• [Data supplied]:
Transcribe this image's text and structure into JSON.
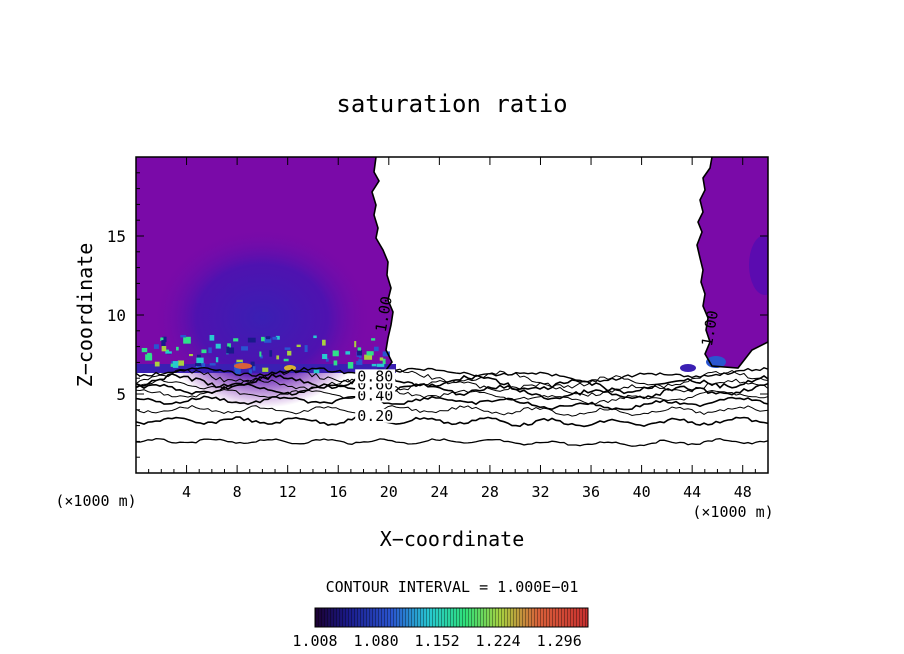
{
  "chart_data": {
    "type": "heatmap",
    "title": "saturation ratio",
    "xlabel": "X−coordinate",
    "ylabel": "Z−coordinate",
    "x_unit_left": "(×1000 m)",
    "x_unit_right": "(×1000 m)",
    "xlim": [
      0,
      50
    ],
    "ylim": [
      0,
      20
    ],
    "x_ticks": [
      4,
      8,
      12,
      16,
      20,
      24,
      28,
      32,
      36,
      40,
      44,
      48
    ],
    "y_ticks": [
      5,
      10,
      15
    ],
    "contour_interval_label": "CONTOUR INTERVAL = 1.000E−01",
    "contour_levels": [
      0.2,
      0.4,
      0.6,
      0.8,
      1.0
    ],
    "contour_labels": [
      {
        "text": "0.20",
        "x": 17.5,
        "y": 3.3
      },
      {
        "text": "0.40",
        "x": 17.5,
        "y": 4.6
      },
      {
        "text": "0.60",
        "x": 17.5,
        "y": 5.3
      },
      {
        "text": "0.80",
        "x": 17.5,
        "y": 5.8
      },
      {
        "text": "1.00",
        "x": 20.0,
        "y": 10.0,
        "rotated": true
      },
      {
        "text": "1.00",
        "x": 45.8,
        "y": 9.1,
        "rotated": true
      }
    ],
    "colorbar": {
      "min": 1.008,
      "max": 1.33,
      "tick_labels": [
        "1.008",
        "1.080",
        "1.152",
        "1.224",
        "1.296"
      ]
    },
    "grid": false
  },
  "colors": {
    "supersaturated_fill": "#7a0aa8",
    "inner_fill": "#5b0bb0",
    "core_fill": "#3c1fb0",
    "hot_fill": "#2fe08a",
    "contour_line": "#000000"
  }
}
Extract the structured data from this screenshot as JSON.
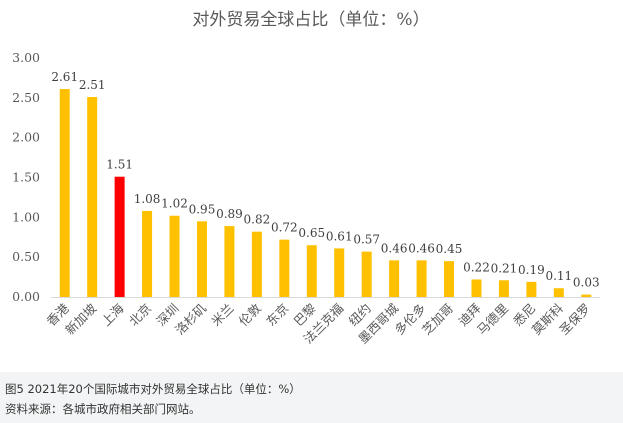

• [Job]: Return the lines of the records that include the string "JSON".

• [Response]:
Transcribe this image's text and structure into JSON.
Extract the structured data from this screenshot as JSON.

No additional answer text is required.